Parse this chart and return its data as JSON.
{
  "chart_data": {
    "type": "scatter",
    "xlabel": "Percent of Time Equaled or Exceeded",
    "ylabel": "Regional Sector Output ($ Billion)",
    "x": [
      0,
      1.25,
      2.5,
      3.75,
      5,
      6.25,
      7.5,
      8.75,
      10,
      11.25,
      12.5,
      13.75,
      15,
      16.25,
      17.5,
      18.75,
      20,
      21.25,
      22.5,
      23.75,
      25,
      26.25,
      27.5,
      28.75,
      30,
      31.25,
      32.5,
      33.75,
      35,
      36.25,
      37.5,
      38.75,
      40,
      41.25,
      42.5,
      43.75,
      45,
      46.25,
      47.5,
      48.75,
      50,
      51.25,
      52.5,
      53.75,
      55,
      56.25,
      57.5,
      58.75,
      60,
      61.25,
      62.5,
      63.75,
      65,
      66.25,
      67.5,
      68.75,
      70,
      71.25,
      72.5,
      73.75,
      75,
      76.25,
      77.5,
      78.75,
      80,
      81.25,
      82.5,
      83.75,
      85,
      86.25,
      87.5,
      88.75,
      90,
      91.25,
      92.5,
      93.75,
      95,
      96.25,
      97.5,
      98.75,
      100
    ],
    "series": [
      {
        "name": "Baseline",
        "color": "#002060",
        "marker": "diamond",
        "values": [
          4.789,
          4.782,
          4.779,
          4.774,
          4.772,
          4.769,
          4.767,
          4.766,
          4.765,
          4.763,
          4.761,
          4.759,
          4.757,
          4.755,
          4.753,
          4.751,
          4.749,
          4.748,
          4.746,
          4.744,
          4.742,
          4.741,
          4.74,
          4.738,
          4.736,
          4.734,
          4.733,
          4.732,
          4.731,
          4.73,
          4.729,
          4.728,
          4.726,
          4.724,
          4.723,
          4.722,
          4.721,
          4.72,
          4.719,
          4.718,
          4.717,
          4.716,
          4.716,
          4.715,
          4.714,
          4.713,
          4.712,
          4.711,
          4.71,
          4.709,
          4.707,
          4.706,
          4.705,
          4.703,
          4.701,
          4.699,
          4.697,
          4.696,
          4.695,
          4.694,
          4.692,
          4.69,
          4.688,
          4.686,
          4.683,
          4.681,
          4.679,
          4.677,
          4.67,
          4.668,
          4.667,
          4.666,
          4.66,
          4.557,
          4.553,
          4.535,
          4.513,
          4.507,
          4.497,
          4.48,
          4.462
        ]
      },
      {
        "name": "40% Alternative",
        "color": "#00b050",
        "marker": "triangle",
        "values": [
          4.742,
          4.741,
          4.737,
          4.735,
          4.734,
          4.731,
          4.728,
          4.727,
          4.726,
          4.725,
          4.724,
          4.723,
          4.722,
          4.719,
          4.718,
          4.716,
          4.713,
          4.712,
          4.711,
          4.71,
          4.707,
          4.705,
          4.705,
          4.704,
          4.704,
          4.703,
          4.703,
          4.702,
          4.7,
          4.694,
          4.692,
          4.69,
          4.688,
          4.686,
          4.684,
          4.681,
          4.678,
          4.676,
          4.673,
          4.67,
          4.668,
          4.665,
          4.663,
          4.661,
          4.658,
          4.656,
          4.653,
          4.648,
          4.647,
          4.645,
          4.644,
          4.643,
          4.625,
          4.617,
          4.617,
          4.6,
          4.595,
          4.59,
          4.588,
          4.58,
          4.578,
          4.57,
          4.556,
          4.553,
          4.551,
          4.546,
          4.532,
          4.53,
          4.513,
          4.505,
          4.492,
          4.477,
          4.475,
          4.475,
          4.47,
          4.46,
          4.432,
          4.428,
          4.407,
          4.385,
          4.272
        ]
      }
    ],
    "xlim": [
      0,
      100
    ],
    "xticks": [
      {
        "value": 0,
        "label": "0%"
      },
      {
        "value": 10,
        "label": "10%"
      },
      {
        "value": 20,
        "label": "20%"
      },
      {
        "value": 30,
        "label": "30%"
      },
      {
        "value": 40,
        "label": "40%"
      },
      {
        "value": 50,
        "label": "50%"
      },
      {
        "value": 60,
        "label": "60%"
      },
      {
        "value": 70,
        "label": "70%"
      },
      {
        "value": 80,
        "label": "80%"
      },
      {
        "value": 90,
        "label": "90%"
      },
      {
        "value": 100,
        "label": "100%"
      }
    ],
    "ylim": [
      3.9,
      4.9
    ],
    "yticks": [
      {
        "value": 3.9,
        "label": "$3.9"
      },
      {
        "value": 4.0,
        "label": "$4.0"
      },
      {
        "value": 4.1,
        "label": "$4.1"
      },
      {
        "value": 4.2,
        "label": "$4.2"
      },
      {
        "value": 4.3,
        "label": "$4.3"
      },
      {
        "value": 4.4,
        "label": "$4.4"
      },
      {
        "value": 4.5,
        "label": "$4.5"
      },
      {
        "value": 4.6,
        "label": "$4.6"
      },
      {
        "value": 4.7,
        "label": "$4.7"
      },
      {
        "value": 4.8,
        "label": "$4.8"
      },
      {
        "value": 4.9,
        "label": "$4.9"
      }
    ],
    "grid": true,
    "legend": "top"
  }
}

(Direction)
Your task is to retype all the records above with nothing left out.

(Task output)
Parse this chart and return its data as JSON.
{
  "chart_data": {
    "type": "scatter",
    "xlabel": "Percent of Time Equaled or Exceeded",
    "ylabel": "Regional Sector Output ($ Billion)",
    "x": [
      0,
      1.25,
      2.5,
      3.75,
      5,
      6.25,
      7.5,
      8.75,
      10,
      11.25,
      12.5,
      13.75,
      15,
      16.25,
      17.5,
      18.75,
      20,
      21.25,
      22.5,
      23.75,
      25,
      26.25,
      27.5,
      28.75,
      30,
      31.25,
      32.5,
      33.75,
      35,
      36.25,
      37.5,
      38.75,
      40,
      41.25,
      42.5,
      43.75,
      45,
      46.25,
      47.5,
      48.75,
      50,
      51.25,
      52.5,
      53.75,
      55,
      56.25,
      57.5,
      58.75,
      60,
      61.25,
      62.5,
      63.75,
      65,
      66.25,
      67.5,
      68.75,
      70,
      71.25,
      72.5,
      73.75,
      75,
      76.25,
      77.5,
      78.75,
      80,
      81.25,
      82.5,
      83.75,
      85,
      86.25,
      87.5,
      88.75,
      90,
      91.25,
      92.5,
      93.75,
      95,
      96.25,
      97.5,
      98.75,
      100
    ],
    "series": [
      {
        "name": "Baseline",
        "color": "#002060",
        "marker": "diamond",
        "values": [
          4.789,
          4.782,
          4.779,
          4.774,
          4.772,
          4.769,
          4.767,
          4.766,
          4.765,
          4.763,
          4.761,
          4.759,
          4.757,
          4.755,
          4.753,
          4.751,
          4.749,
          4.748,
          4.746,
          4.744,
          4.742,
          4.741,
          4.74,
          4.738,
          4.736,
          4.734,
          4.733,
          4.732,
          4.731,
          4.73,
          4.729,
          4.728,
          4.726,
          4.724,
          4.723,
          4.722,
          4.721,
          4.72,
          4.719,
          4.718,
          4.717,
          4.716,
          4.716,
          4.715,
          4.714,
          4.713,
          4.712,
          4.711,
          4.71,
          4.709,
          4.707,
          4.706,
          4.705,
          4.703,
          4.701,
          4.699,
          4.697,
          4.696,
          4.695,
          4.694,
          4.692,
          4.69,
          4.688,
          4.686,
          4.683,
          4.681,
          4.679,
          4.677,
          4.67,
          4.668,
          4.667,
          4.666,
          4.66,
          4.557,
          4.553,
          4.535,
          4.513,
          4.507,
          4.497,
          4.48,
          4.462
        ]
      },
      {
        "name": "40% Alternative",
        "color": "#00b050",
        "marker": "triangle",
        "values": [
          4.742,
          4.741,
          4.737,
          4.735,
          4.734,
          4.731,
          4.728,
          4.727,
          4.726,
          4.725,
          4.724,
          4.723,
          4.722,
          4.719,
          4.718,
          4.716,
          4.713,
          4.712,
          4.711,
          4.71,
          4.707,
          4.705,
          4.705,
          4.704,
          4.704,
          4.703,
          4.703,
          4.702,
          4.7,
          4.694,
          4.692,
          4.69,
          4.688,
          4.686,
          4.684,
          4.681,
          4.678,
          4.676,
          4.673,
          4.67,
          4.668,
          4.665,
          4.663,
          4.661,
          4.658,
          4.656,
          4.653,
          4.648,
          4.647,
          4.645,
          4.644,
          4.643,
          4.625,
          4.617,
          4.617,
          4.6,
          4.595,
          4.59,
          4.588,
          4.58,
          4.578,
          4.57,
          4.556,
          4.553,
          4.551,
          4.546,
          4.532,
          4.53,
          4.513,
          4.505,
          4.492,
          4.477,
          4.475,
          4.475,
          4.47,
          4.46,
          4.432,
          4.428,
          4.407,
          4.385,
          4.272
        ]
      }
    ],
    "xlim": [
      0,
      100
    ],
    "xticks": [
      {
        "value": 0,
        "label": "0%"
      },
      {
        "value": 10,
        "label": "10%"
      },
      {
        "value": 20,
        "label": "20%"
      },
      {
        "value": 30,
        "label": "30%"
      },
      {
        "value": 40,
        "label": "40%"
      },
      {
        "value": 50,
        "label": "50%"
      },
      {
        "value": 60,
        "label": "60%"
      },
      {
        "value": 70,
        "label": "70%"
      },
      {
        "value": 80,
        "label": "80%"
      },
      {
        "value": 90,
        "label": "90%"
      },
      {
        "value": 100,
        "label": "100%"
      }
    ],
    "ylim": [
      3.9,
      4.9
    ],
    "yticks": [
      {
        "value": 3.9,
        "label": "$3.9"
      },
      {
        "value": 4.0,
        "label": "$4.0"
      },
      {
        "value": 4.1,
        "label": "$4.1"
      },
      {
        "value": 4.2,
        "label": "$4.2"
      },
      {
        "value": 4.3,
        "label": "$4.3"
      },
      {
        "value": 4.4,
        "label": "$4.4"
      },
      {
        "value": 4.5,
        "label": "$4.5"
      },
      {
        "value": 4.6,
        "label": "$4.6"
      },
      {
        "value": 4.7,
        "label": "$4.7"
      },
      {
        "value": 4.8,
        "label": "$4.8"
      },
      {
        "value": 4.9,
        "label": "$4.9"
      }
    ],
    "grid": true,
    "legend": "top"
  }
}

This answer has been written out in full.